▶ [Aim of the task]
Please find all lines in the data that hold the string "Improvement" and copy them.

▶ [Input records]
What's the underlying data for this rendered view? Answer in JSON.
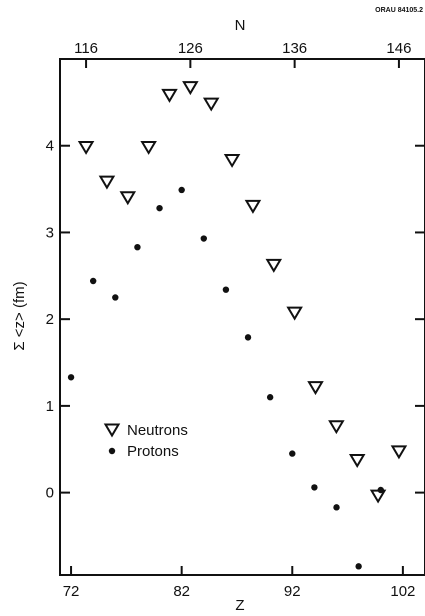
{
  "report_id": "ORAU 84105.2",
  "chart_data": {
    "type": "scatter",
    "x_bottom": {
      "label": "Z",
      "ticks": [
        72,
        82,
        92,
        102
      ],
      "range": [
        71,
        104
      ]
    },
    "x_top": {
      "label": "N",
      "ticks": [
        116,
        126,
        136,
        146
      ],
      "range": [
        113.5,
        148.5
      ]
    },
    "y": {
      "label": "Σ <z>  (fm)",
      "ticks": [
        0,
        1,
        2,
        3,
        4
      ],
      "range": [
        -0.95,
        5.0
      ]
    },
    "grid": false,
    "legend_position": "bottom-left",
    "series": [
      {
        "name": "Neutrons",
        "marker": "open-triangle-down",
        "axis": "N",
        "points": [
          {
            "x": 116.0,
            "y": 3.98
          },
          {
            "x": 118.0,
            "y": 3.58
          },
          {
            "x": 120.0,
            "y": 3.4
          },
          {
            "x": 122.0,
            "y": 3.98
          },
          {
            "x": 124.0,
            "y": 4.58
          },
          {
            "x": 126.0,
            "y": 4.67
          },
          {
            "x": 128.0,
            "y": 4.48
          },
          {
            "x": 130.0,
            "y": 3.83
          },
          {
            "x": 132.0,
            "y": 3.3
          },
          {
            "x": 134.0,
            "y": 2.62
          },
          {
            "x": 136.0,
            "y": 2.07
          },
          {
            "x": 138.0,
            "y": 1.21
          },
          {
            "x": 140.0,
            "y": 0.76
          },
          {
            "x": 142.0,
            "y": 0.37
          },
          {
            "x": 144.0,
            "y": -0.04
          },
          {
            "x": 146.0,
            "y": 0.47
          }
        ]
      },
      {
        "name": "Protons",
        "marker": "filled-circle",
        "axis": "Z",
        "points": [
          {
            "x": 72.0,
            "y": 1.33
          },
          {
            "x": 74.0,
            "y": 2.44
          },
          {
            "x": 76.0,
            "y": 2.25
          },
          {
            "x": 78.0,
            "y": 2.83
          },
          {
            "x": 80.0,
            "y": 3.28
          },
          {
            "x": 82.0,
            "y": 3.49
          },
          {
            "x": 84.0,
            "y": 2.93
          },
          {
            "x": 86.0,
            "y": 2.34
          },
          {
            "x": 88.0,
            "y": 1.79
          },
          {
            "x": 90.0,
            "y": 1.1
          },
          {
            "x": 92.0,
            "y": 0.45
          },
          {
            "x": 94.0,
            "y": 0.06
          },
          {
            "x": 96.0,
            "y": -0.17
          },
          {
            "x": 98.0,
            "y": -0.85
          },
          {
            "x": 100.0,
            "y": 0.03
          }
        ]
      }
    ]
  }
}
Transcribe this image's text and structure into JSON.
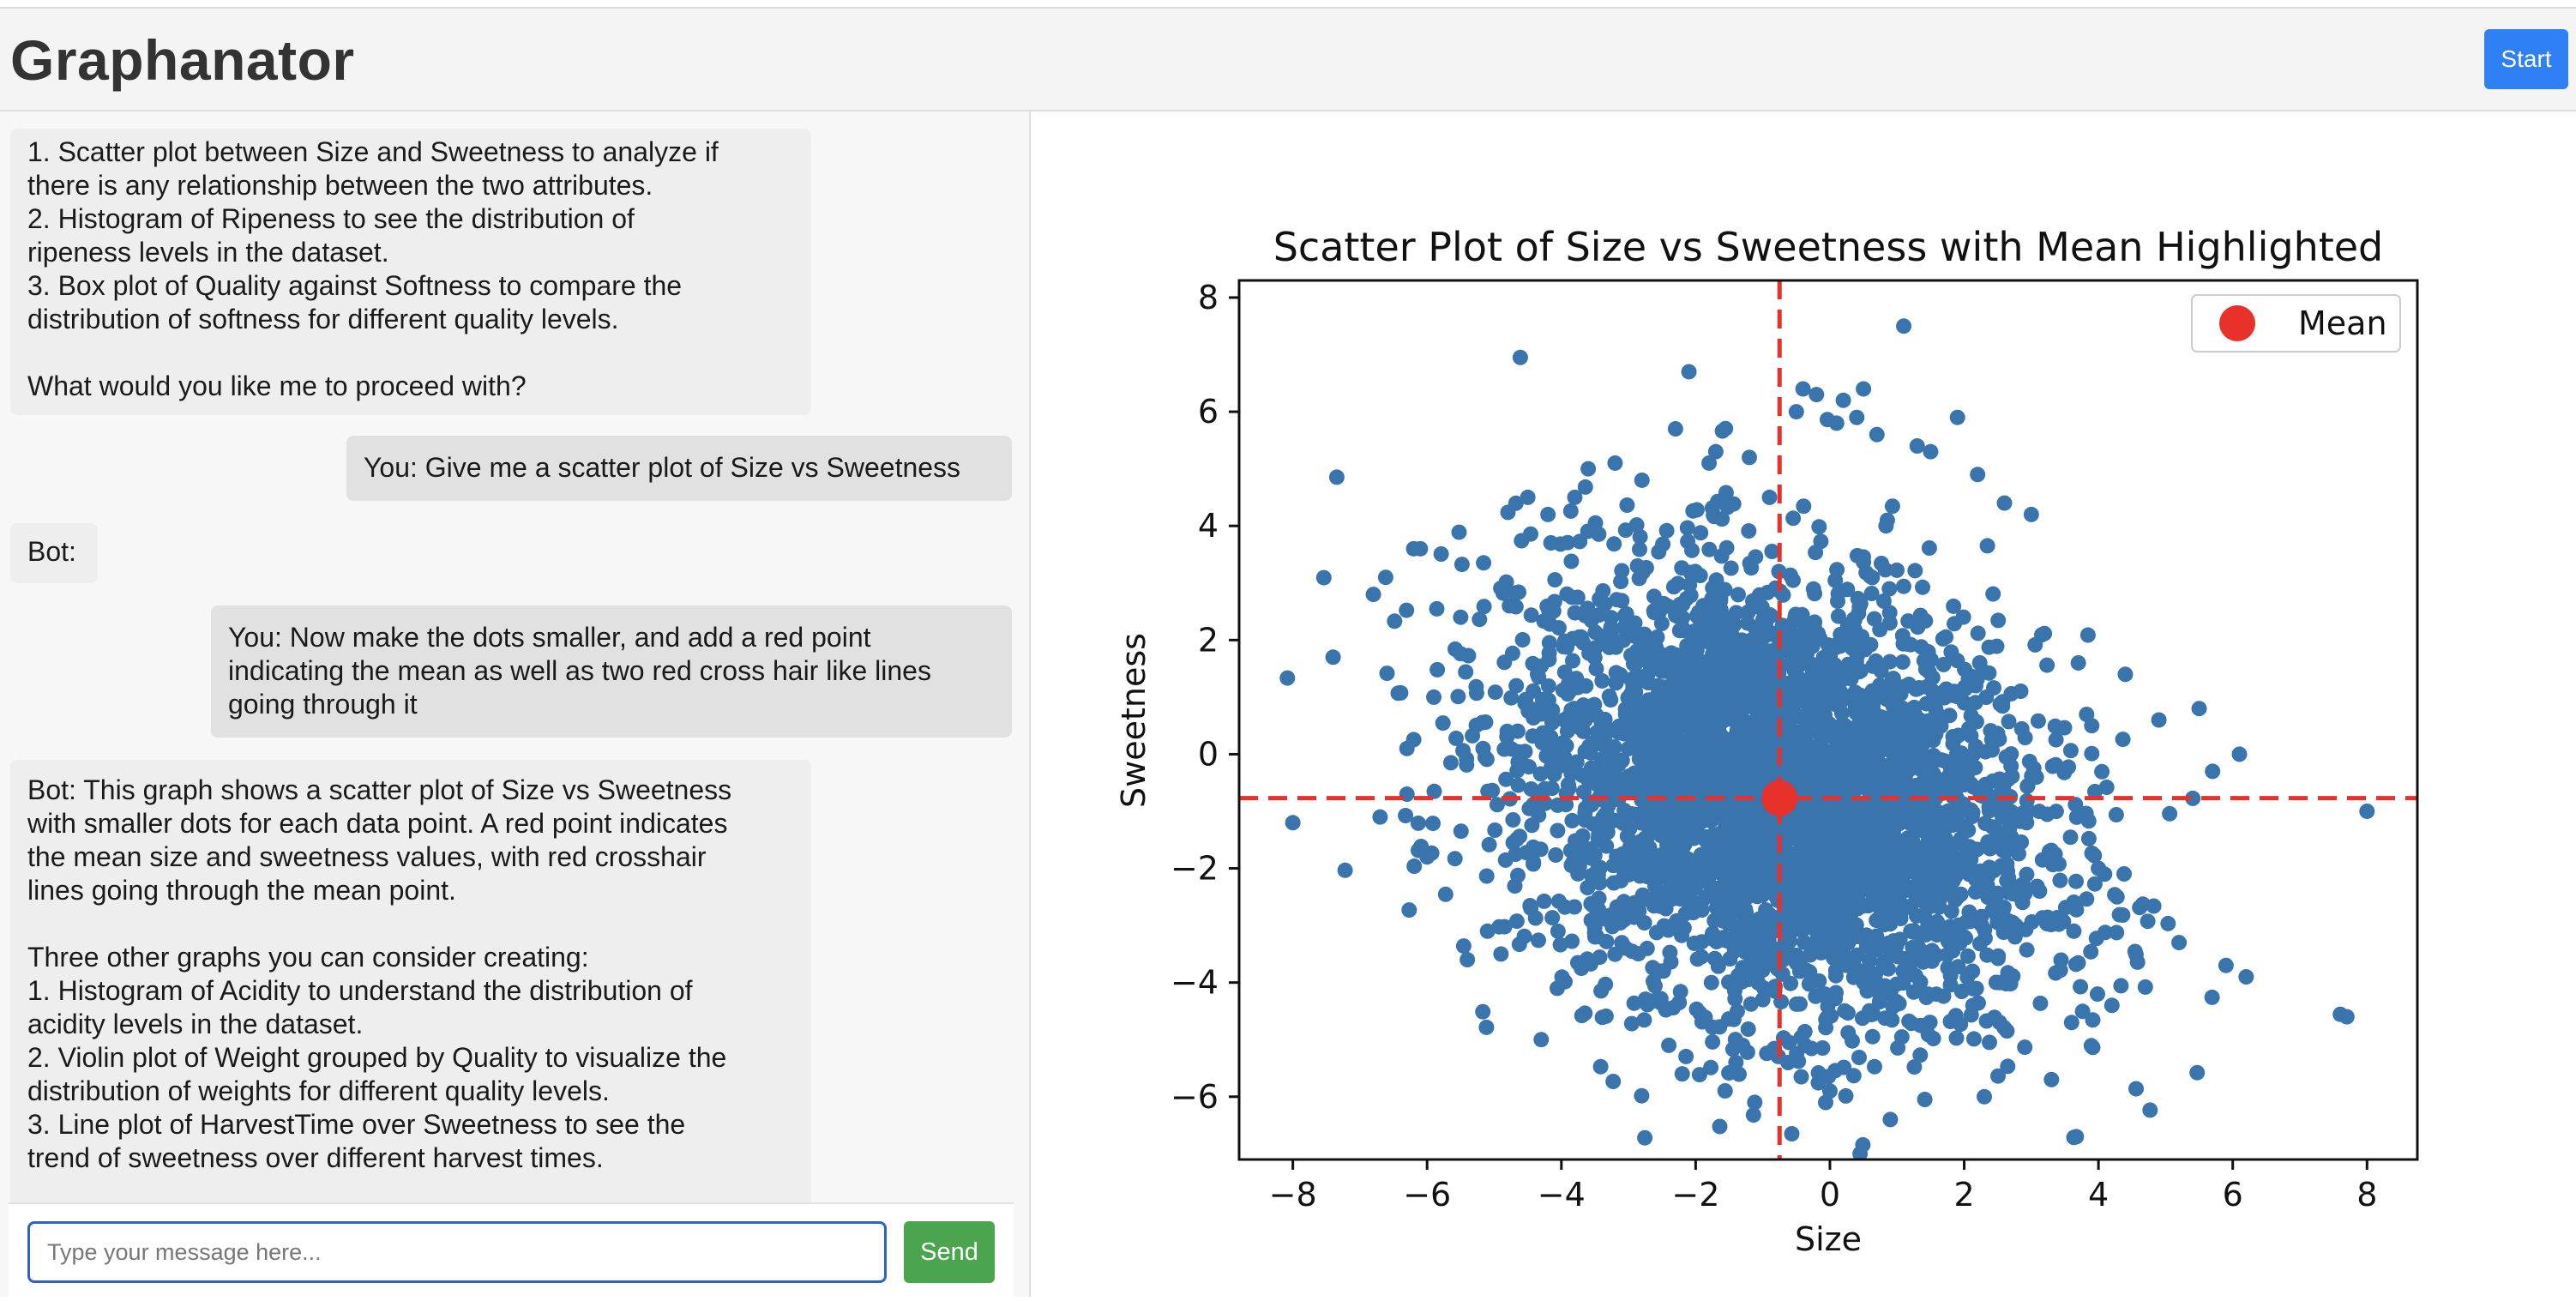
{
  "app": {
    "title": "Graphanator",
    "start_label": "Start"
  },
  "chat": {
    "messages": [
      {
        "role": "bot",
        "text": "1. Scatter plot between Size and Sweetness to analyze if\nthere is any relationship between the two attributes.\n2. Histogram of Ripeness to see the distribution of\nripeness levels in the dataset.\n3. Box plot of Quality against Softness to compare the\ndistribution of softness for different quality levels.\n\nWhat would you like me to proceed with?"
      },
      {
        "role": "user",
        "text": "You: Give me a scatter plot of Size vs Sweetness"
      },
      {
        "role": "bot",
        "text": "Bot:"
      },
      {
        "role": "user",
        "text": "You: Now make the dots smaller, and add a red point\nindicating the mean as well as two red cross hair like lines\ngoing through it"
      },
      {
        "role": "bot",
        "text": "Bot: This graph shows a scatter plot of Size vs Sweetness\nwith smaller dots for each data point. A red point indicates\nthe mean size and sweetness values, with red crosshair\nlines going through the mean point.\n\nThree other graphs you can consider creating:\n1. Histogram of Acidity to understand the distribution of\nacidity levels in the dataset.\n2. Violin plot of Weight grouped by Quality to visualize the\ndistribution of weights for different quality levels.\n3. Line plot of HarvestTime over Sweetness to see the\ntrend of sweetness over different harvest times."
      }
    ],
    "input_placeholder": "Type your message here...",
    "input_value": "",
    "send_label": "Send"
  },
  "chart_data": {
    "type": "scatter",
    "title": "Scatter Plot of Size vs Sweetness with Mean Highlighted",
    "xlabel": "Size",
    "ylabel": "Sweetness",
    "xlim": [
      -8.8,
      8.75
    ],
    "ylim": [
      -7.1,
      8.3
    ],
    "xticks": [
      -8,
      -6,
      -4,
      -2,
      0,
      2,
      4,
      6,
      8
    ],
    "yticks": [
      -6,
      -4,
      -2,
      0,
      2,
      4,
      6,
      8
    ],
    "xtick_labels": [
      "−8",
      "−6",
      "−4",
      "−2",
      "0",
      "2",
      "4",
      "6",
      "8"
    ],
    "ytick_labels": [
      "−6",
      "−4",
      "−2",
      "0",
      "2",
      "4",
      "6",
      "8"
    ],
    "grid": false,
    "legend": {
      "position": "top-right",
      "entries": [
        "Mean"
      ]
    },
    "colors": {
      "points": "#3a74ad",
      "mean": "#e8312a"
    },
    "mean": {
      "x": -0.75,
      "y": -0.77
    },
    "series": [
      {
        "name": "",
        "x": [
          -8.0,
          -7.4,
          -6.8,
          -6.7,
          -6.3,
          -6.3,
          -6.2,
          -6.1,
          -6.0,
          -5.9,
          -5.5,
          -5.4,
          -5.1,
          -4.9,
          -4.5,
          -4.3,
          -4.2,
          -3.8,
          -3.6,
          -3.5,
          -3.2,
          -3.1,
          -2.8,
          -2.4,
          -2.3,
          -2.2,
          -2.1,
          -2.0,
          -1.8,
          -1.7,
          -1.4,
          -1.3,
          -1.2,
          -1.0,
          -0.9,
          -0.8,
          -0.5,
          -0.4,
          -0.2,
          0.0,
          0.1,
          0.2,
          0.4,
          0.5,
          0.7,
          0.9,
          1.1,
          1.3,
          1.5,
          1.9,
          2.2,
          2.3,
          2.6,
          3.0,
          3.3,
          3.6,
          3.7,
          3.9,
          4.0,
          4.2,
          4.4,
          4.9,
          5.2,
          5.5,
          5.7,
          5.9,
          6.1,
          6.2,
          7.7,
          8.0
        ],
        "y": [
          -1.2,
          1.7,
          2.8,
          -1.1,
          0.1,
          -0.7,
          3.6,
          3.6,
          -1.8,
          1.0,
          2.4,
          -3.6,
          -3.1,
          -3.5,
          4.5,
          -5.0,
          4.2,
          4.5,
          5.0,
          -3.2,
          5.1,
          -2.8,
          4.8,
          -5.1,
          5.7,
          -5.6,
          6.7,
          0.5,
          5.1,
          5.3,
          -5.4,
          -5.1,
          5.2,
          -4.3,
          4.5,
          -3.5,
          6.0,
          6.4,
          6.3,
          -5.9,
          5.8,
          6.2,
          5.9,
          6.4,
          5.6,
          -6.4,
          7.5,
          5.4,
          5.3,
          5.9,
          4.9,
          -6.0,
          4.4,
          4.2,
          -5.7,
          -4.7,
          1.6,
          0.5,
          -2.0,
          -4.4,
          1.4,
          0.6,
          -3.3,
          0.8,
          -0.3,
          -3.7,
          0.0,
          -3.9,
          -4.6,
          -1.0
        ]
      }
    ],
    "core": {
      "n": 3600,
      "note": ""
    }
  }
}
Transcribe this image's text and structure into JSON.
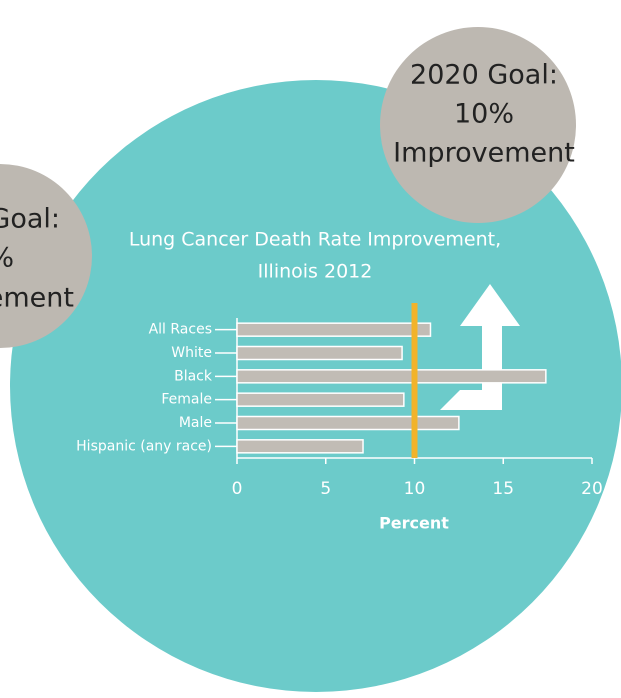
{
  "chart_data": {
    "type": "bar",
    "orientation": "horizontal",
    "title": "Lung Cancer Death Rate Improvement,",
    "subtitle": "Illinois 2012",
    "xlabel": "Percent",
    "categories": [
      "All Races",
      "White",
      "Black",
      "Female",
      "Male",
      "Hispanic (any race)"
    ],
    "values": [
      10.9,
      9.3,
      17.4,
      9.4,
      12.5,
      7.1
    ],
    "color": "#c1bcb5",
    "goal_line": 10,
    "goal_color": "#f2b32a",
    "xlim": [
      0,
      20
    ],
    "xticks": [
      0,
      5,
      10,
      15,
      20
    ],
    "grid": false
  },
  "goal_bubble": {
    "lines": [
      "2020 Goal:",
      "10%",
      "Improvement"
    ]
  },
  "left_bubble": {
    "lines": [
      "Goal:",
      "%",
      "ement"
    ]
  }
}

▶ [Expected answer]
    "title": "Lung Cancer Death Rate Improvement,",
      "Improvement"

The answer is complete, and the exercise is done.